((

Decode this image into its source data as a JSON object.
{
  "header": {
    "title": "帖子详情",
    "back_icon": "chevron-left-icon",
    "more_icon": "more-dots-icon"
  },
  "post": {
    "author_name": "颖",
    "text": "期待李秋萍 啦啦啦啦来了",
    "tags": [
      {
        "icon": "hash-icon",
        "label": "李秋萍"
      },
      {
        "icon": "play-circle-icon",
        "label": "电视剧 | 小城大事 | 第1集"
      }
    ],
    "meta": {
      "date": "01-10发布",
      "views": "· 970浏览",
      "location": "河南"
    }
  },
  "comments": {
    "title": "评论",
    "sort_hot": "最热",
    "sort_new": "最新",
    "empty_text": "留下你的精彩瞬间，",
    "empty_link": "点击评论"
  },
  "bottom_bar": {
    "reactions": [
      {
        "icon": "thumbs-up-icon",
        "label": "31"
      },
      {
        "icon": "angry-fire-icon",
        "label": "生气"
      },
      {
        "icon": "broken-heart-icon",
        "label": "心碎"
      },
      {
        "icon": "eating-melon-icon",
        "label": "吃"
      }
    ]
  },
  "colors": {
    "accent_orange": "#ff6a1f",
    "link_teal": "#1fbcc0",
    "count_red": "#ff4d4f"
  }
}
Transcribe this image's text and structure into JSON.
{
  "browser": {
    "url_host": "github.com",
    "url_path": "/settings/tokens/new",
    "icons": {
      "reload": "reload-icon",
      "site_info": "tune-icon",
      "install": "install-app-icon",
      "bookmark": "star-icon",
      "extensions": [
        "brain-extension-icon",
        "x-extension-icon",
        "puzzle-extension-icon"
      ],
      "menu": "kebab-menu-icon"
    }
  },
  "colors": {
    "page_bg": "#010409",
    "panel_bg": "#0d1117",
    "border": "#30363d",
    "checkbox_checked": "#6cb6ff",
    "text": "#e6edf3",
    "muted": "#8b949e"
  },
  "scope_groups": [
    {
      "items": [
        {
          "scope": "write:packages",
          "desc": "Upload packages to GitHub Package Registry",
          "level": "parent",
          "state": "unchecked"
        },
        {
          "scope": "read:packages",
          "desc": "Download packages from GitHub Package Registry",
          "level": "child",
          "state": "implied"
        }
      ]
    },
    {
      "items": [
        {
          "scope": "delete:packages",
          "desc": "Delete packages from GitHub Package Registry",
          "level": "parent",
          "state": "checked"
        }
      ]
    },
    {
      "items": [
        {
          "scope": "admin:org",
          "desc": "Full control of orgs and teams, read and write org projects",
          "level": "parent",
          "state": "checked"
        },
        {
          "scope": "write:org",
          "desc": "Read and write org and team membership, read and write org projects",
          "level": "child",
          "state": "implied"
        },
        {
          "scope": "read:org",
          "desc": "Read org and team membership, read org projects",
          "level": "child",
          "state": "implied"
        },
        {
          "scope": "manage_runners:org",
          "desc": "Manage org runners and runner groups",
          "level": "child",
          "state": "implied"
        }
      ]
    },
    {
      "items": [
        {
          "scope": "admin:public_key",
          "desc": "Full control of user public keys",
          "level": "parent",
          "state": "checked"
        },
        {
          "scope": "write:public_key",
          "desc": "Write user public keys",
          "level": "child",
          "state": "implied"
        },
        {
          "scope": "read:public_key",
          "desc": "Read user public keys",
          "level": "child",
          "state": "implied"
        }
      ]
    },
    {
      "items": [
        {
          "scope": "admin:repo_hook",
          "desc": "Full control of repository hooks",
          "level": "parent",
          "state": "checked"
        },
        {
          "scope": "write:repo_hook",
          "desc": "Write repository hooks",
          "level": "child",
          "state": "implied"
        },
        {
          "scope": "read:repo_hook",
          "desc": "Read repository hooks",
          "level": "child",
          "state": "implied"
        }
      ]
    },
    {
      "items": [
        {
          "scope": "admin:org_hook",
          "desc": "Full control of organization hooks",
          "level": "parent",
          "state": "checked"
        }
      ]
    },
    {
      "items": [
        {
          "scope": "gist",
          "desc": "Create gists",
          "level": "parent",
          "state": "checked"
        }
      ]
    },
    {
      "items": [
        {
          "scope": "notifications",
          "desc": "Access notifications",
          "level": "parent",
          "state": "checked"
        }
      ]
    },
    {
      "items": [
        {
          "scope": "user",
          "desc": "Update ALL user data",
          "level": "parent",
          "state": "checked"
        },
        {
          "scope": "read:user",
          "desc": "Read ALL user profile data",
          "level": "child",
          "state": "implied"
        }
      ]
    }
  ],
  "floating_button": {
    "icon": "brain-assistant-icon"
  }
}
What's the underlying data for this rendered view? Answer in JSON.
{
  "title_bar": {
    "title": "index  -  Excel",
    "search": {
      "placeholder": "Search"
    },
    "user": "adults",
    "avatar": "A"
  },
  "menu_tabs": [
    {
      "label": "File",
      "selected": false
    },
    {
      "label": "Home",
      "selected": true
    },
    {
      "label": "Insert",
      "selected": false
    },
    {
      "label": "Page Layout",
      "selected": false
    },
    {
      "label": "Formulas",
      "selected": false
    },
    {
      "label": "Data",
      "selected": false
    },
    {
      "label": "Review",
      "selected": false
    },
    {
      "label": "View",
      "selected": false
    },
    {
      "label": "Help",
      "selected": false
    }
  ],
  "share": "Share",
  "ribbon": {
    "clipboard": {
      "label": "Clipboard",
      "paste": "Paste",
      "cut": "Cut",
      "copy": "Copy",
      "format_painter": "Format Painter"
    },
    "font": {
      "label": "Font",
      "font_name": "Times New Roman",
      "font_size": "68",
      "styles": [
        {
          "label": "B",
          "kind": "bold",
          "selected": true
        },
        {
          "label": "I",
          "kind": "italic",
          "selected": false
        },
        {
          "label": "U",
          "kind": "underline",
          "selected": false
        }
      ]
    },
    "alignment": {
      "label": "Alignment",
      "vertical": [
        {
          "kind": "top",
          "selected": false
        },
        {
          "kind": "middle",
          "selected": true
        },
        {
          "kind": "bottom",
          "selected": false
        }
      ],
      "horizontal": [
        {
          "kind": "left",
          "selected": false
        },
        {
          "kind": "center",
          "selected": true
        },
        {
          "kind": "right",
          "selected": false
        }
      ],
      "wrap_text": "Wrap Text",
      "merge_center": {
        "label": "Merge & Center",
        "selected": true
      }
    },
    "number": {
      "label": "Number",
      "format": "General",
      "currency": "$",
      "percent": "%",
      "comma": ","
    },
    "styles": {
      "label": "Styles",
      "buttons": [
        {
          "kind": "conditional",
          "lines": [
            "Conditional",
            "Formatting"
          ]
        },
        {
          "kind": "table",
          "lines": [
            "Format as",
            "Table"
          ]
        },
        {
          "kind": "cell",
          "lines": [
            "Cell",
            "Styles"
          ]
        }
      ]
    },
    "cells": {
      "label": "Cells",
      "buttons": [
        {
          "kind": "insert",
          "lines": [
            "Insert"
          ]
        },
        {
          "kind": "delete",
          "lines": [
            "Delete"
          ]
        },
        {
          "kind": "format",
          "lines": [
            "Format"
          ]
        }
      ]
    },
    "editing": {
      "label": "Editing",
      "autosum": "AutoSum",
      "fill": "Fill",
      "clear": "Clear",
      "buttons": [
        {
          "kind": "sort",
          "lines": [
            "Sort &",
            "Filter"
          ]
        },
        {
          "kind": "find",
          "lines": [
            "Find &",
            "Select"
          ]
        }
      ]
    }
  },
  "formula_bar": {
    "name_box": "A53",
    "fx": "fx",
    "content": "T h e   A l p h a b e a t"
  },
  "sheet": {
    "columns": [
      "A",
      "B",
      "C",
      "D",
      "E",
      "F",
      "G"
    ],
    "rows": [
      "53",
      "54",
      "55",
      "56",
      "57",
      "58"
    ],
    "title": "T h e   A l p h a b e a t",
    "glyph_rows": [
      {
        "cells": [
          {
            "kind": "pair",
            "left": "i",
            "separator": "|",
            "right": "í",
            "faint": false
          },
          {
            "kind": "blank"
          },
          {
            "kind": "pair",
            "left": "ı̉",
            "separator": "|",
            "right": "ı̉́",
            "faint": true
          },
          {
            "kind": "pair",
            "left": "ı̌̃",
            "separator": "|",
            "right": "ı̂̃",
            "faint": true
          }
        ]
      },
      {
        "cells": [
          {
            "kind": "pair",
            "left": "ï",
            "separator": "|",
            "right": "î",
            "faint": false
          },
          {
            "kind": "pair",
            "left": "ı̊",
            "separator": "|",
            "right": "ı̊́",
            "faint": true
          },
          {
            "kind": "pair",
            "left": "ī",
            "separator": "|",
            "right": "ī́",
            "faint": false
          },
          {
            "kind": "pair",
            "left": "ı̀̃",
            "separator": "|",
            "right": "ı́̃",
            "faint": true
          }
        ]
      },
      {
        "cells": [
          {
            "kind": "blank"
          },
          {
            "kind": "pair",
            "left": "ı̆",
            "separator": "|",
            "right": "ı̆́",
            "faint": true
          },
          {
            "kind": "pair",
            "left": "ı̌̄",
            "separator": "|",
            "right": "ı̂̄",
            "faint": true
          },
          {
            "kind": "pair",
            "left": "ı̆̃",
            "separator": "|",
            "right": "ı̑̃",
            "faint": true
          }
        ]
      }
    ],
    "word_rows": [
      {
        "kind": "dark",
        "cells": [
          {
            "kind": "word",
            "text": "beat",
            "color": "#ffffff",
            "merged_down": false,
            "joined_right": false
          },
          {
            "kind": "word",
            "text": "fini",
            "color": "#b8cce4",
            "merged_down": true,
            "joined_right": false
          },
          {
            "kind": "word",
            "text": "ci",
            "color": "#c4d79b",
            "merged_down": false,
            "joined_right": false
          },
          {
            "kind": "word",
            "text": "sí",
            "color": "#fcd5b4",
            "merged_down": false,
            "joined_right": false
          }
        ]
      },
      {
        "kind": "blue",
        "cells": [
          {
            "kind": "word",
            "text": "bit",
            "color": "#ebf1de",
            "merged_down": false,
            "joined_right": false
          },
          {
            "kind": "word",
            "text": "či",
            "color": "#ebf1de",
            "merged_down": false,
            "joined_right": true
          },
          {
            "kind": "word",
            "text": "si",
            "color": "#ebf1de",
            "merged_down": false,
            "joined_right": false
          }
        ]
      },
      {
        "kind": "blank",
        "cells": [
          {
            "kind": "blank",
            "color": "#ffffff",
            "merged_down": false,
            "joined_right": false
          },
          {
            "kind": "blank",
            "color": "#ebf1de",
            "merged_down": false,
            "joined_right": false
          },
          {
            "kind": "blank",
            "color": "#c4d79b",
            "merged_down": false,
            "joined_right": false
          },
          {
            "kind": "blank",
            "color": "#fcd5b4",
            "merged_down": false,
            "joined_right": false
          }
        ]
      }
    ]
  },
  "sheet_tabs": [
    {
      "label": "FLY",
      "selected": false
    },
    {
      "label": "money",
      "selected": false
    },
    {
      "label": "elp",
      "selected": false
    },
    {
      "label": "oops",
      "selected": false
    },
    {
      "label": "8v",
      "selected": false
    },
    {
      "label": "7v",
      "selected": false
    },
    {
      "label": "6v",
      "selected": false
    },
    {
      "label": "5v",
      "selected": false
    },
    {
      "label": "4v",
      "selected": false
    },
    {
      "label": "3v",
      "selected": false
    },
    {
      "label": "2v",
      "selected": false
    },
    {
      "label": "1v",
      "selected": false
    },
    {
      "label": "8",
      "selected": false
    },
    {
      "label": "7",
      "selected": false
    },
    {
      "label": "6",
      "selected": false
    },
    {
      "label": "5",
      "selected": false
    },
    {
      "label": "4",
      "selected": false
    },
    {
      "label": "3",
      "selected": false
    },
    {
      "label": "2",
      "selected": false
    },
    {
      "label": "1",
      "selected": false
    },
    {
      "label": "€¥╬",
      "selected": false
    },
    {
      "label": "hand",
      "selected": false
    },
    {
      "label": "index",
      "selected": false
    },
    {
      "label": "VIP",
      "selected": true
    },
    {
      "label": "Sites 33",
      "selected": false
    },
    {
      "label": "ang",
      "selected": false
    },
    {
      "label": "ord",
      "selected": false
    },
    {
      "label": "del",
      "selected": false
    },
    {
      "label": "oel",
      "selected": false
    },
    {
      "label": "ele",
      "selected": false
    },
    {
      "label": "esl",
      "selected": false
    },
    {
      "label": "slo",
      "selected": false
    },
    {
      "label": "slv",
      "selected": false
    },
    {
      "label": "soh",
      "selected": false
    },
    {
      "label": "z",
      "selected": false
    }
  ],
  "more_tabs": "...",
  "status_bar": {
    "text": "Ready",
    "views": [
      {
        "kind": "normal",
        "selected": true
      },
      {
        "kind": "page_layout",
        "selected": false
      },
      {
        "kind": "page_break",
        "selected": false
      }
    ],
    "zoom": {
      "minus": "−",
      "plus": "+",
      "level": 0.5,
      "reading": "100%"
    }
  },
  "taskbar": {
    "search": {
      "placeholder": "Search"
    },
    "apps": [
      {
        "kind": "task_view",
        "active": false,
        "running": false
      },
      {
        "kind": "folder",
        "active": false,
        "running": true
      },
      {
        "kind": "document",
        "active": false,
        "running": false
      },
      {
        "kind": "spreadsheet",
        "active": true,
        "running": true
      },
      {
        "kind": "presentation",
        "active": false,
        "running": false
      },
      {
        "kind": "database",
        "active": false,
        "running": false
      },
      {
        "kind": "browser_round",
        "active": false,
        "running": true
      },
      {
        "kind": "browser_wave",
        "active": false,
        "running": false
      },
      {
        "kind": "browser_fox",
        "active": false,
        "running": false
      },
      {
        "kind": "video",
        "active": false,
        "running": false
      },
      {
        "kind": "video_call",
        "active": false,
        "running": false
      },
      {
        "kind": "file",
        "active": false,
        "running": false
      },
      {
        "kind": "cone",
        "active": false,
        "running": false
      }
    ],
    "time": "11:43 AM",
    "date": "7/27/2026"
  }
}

))

### Exercise description
Gather, from the listing above, every line carrying the word "packages".

### Solution to the problem
          "scope": "write:packages",
          "desc": "Upload packages to GitHub Package Registry",
          "scope": "read:packages",
          "desc": "Download packages from GitHub Package Registry",
          "scope": "delete:packages",
          "desc": "Delete packages from GitHub Package Registry",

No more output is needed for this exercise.